### Written exercise
Reproduce all entries precisely, down to the last character.

****

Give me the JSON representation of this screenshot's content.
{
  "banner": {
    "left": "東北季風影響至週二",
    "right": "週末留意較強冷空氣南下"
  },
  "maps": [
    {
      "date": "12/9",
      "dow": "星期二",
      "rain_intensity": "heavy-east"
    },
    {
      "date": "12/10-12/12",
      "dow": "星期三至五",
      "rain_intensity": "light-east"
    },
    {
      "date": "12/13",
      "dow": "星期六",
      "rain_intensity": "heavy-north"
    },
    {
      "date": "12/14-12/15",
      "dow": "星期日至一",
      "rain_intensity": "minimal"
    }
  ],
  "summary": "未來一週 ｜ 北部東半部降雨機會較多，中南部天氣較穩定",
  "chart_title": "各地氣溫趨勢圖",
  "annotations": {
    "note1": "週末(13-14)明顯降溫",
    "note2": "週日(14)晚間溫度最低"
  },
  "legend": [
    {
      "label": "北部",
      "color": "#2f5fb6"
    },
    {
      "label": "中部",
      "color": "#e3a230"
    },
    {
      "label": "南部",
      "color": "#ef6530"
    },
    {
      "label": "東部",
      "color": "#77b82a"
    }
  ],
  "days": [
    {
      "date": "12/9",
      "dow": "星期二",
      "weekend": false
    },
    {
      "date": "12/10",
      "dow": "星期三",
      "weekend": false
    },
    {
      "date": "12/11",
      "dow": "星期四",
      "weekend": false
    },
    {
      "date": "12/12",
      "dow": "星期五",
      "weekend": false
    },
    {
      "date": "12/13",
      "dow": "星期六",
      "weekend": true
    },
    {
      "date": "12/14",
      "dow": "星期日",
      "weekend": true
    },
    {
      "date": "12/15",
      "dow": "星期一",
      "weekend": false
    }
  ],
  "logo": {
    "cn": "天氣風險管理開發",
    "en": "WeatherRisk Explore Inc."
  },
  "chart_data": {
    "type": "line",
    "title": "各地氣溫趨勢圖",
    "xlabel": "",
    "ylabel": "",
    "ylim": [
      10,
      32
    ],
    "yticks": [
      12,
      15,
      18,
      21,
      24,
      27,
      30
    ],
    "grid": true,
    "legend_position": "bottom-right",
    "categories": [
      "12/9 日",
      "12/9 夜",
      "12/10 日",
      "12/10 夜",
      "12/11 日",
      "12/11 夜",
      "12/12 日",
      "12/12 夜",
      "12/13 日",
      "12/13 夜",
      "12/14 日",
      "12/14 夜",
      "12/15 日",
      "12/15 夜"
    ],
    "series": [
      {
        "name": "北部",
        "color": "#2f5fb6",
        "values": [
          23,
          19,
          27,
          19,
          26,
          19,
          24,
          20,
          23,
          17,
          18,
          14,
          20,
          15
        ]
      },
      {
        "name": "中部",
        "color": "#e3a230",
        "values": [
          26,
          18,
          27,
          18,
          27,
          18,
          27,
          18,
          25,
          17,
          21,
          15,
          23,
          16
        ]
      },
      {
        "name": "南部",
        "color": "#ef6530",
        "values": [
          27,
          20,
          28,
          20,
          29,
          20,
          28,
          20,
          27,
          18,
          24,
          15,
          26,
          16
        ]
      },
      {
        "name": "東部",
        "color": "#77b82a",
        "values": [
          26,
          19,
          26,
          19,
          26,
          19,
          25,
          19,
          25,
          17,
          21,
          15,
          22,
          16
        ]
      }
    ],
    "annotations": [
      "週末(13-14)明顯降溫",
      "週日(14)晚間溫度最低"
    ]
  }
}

****

### Response to the exercise
Give me the JSON representation of this screenshot's content.
{
  "banner": {
    "left": "東北季風影響至週二",
    "right": "週末留意較強冷空氣南下"
  },
  "maps": [
    {
      "date": "12/9",
      "dow": "星期二",
      "rain_intensity": "heavy-east"
    },
    {
      "date": "12/10-12/12",
      "dow": "星期三至五",
      "rain_intensity": "light-east"
    },
    {
      "date": "12/13",
      "dow": "星期六",
      "rain_intensity": "heavy-north"
    },
    {
      "date": "12/14-12/15",
      "dow": "星期日至一",
      "rain_intensity": "minimal"
    }
  ],
  "summary": "未來一週 ｜ 北部東半部降雨機會較多，中南部天氣較穩定",
  "chart_title": "各地氣溫趨勢圖",
  "annotations": {
    "note1": "週末(13-14)明顯降溫",
    "note2": "週日(14)晚間溫度最低"
  },
  "legend": [
    {
      "label": "北部",
      "color": "#2f5fb6"
    },
    {
      "label": "中部",
      "color": "#e3a230"
    },
    {
      "label": "南部",
      "color": "#ef6530"
    },
    {
      "label": "東部",
      "color": "#77b82a"
    }
  ],
  "days": [
    {
      "date": "12/9",
      "dow": "星期二",
      "weekend": false
    },
    {
      "date": "12/10",
      "dow": "星期三",
      "weekend": false
    },
    {
      "date": "12/11",
      "dow": "星期四",
      "weekend": false
    },
    {
      "date": "12/12",
      "dow": "星期五",
      "weekend": false
    },
    {
      "date": "12/13",
      "dow": "星期六",
      "weekend": true
    },
    {
      "date": "12/14",
      "dow": "星期日",
      "weekend": true
    },
    {
      "date": "12/15",
      "dow": "星期一",
      "weekend": false
    }
  ],
  "logo": {
    "cn": "天氣風險管理開發",
    "en": "WeatherRisk Explore Inc."
  },
  "chart_data": {
    "type": "line",
    "title": "各地氣溫趨勢圖",
    "xlabel": "",
    "ylabel": "",
    "ylim": [
      10,
      32
    ],
    "yticks": [
      12,
      15,
      18,
      21,
      24,
      27,
      30
    ],
    "grid": true,
    "legend_position": "bottom-right",
    "categories": [
      "12/9 日",
      "12/9 夜",
      "12/10 日",
      "12/10 夜",
      "12/11 日",
      "12/11 夜",
      "12/12 日",
      "12/12 夜",
      "12/13 日",
      "12/13 夜",
      "12/14 日",
      "12/14 夜",
      "12/15 日",
      "12/15 夜"
    ],
    "series": [
      {
        "name": "北部",
        "color": "#2f5fb6",
        "values": [
          23,
          19,
          27,
          19,
          26,
          19,
          24,
          20,
          23,
          17,
          18,
          14,
          20,
          15
        ]
      },
      {
        "name": "中部",
        "color": "#e3a230",
        "values": [
          26,
          18,
          27,
          18,
          27,
          18,
          27,
          18,
          25,
          17,
          21,
          15,
          23,
          16
        ]
      },
      {
        "name": "南部",
        "color": "#ef6530",
        "values": [
          27,
          20,
          28,
          20,
          29,
          20,
          28,
          20,
          27,
          18,
          24,
          15,
          26,
          16
        ]
      },
      {
        "name": "東部",
        "color": "#77b82a",
        "values": [
          26,
          19,
          26,
          19,
          26,
          19,
          25,
          19,
          25,
          17,
          21,
          15,
          22,
          16
        ]
      }
    ],
    "annotations": [
      "週末(13-14)明顯降溫",
      "週日(14)晚間溫度最低"
    ]
  }
}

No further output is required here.